───── Supplied material ─────

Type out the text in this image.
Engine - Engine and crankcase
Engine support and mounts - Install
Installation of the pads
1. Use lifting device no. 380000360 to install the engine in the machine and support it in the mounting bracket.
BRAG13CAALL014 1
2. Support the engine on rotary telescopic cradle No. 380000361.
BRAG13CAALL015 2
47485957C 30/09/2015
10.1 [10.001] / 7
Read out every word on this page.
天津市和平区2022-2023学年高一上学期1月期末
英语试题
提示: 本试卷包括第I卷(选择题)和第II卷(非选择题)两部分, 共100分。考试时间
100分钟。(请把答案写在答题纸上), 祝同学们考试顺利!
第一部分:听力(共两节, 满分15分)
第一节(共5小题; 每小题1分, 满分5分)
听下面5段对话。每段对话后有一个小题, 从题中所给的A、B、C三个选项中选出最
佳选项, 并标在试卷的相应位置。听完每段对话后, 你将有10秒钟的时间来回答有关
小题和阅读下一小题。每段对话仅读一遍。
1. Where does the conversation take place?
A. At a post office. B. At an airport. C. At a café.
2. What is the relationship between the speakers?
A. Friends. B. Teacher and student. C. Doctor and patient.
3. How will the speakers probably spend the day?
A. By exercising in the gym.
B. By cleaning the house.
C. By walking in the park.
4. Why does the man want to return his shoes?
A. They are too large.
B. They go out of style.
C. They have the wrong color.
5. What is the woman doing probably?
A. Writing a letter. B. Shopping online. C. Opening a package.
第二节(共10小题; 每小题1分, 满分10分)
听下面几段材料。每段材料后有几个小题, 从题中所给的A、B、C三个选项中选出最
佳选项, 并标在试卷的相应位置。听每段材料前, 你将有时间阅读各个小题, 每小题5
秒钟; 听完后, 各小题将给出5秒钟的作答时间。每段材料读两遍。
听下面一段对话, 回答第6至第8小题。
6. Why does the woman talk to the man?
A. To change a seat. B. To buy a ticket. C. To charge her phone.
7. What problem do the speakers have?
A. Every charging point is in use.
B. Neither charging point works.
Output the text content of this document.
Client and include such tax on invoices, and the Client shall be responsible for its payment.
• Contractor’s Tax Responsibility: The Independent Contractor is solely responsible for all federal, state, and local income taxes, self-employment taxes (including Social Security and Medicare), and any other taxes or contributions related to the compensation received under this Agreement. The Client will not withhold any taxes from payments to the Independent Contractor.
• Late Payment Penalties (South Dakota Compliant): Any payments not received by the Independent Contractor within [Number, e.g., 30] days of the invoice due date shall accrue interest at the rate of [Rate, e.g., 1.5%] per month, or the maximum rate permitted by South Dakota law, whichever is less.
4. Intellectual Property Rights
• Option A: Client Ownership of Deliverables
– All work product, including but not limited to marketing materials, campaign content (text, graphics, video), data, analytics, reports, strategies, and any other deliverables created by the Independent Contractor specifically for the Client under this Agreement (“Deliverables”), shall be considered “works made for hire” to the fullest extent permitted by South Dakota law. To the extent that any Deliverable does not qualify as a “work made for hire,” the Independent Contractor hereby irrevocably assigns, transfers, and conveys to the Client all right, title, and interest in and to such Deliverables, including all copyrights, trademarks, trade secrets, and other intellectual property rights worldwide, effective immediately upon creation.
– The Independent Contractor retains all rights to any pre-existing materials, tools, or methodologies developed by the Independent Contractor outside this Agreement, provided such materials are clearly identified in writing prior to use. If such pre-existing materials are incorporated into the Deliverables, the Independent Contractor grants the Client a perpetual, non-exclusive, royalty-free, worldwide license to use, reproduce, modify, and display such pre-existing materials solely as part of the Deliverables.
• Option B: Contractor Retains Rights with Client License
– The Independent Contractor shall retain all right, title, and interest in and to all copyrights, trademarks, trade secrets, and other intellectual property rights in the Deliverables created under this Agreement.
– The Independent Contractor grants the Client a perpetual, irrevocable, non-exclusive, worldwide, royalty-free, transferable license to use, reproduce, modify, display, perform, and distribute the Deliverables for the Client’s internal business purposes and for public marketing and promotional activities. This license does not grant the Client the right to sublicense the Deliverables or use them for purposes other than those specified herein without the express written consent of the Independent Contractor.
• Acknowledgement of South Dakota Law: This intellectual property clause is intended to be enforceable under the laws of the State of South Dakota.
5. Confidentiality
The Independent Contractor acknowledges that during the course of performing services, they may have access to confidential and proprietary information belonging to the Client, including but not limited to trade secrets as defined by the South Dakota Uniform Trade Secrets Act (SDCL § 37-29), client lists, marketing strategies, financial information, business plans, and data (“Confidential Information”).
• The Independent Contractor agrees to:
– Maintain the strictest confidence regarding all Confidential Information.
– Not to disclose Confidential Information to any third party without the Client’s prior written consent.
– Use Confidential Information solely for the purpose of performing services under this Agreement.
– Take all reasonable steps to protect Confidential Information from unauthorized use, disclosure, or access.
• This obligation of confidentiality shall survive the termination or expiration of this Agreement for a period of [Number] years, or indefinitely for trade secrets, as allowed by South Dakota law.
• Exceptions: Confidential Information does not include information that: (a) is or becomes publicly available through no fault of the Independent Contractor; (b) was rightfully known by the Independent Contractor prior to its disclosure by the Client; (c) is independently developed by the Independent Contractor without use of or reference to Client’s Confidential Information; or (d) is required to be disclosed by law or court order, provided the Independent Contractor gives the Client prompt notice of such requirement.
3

─────

## What is required
Provide the count, and nothing else, of lines in the data above where the word "responsible" occurs.

## Finished exercise
2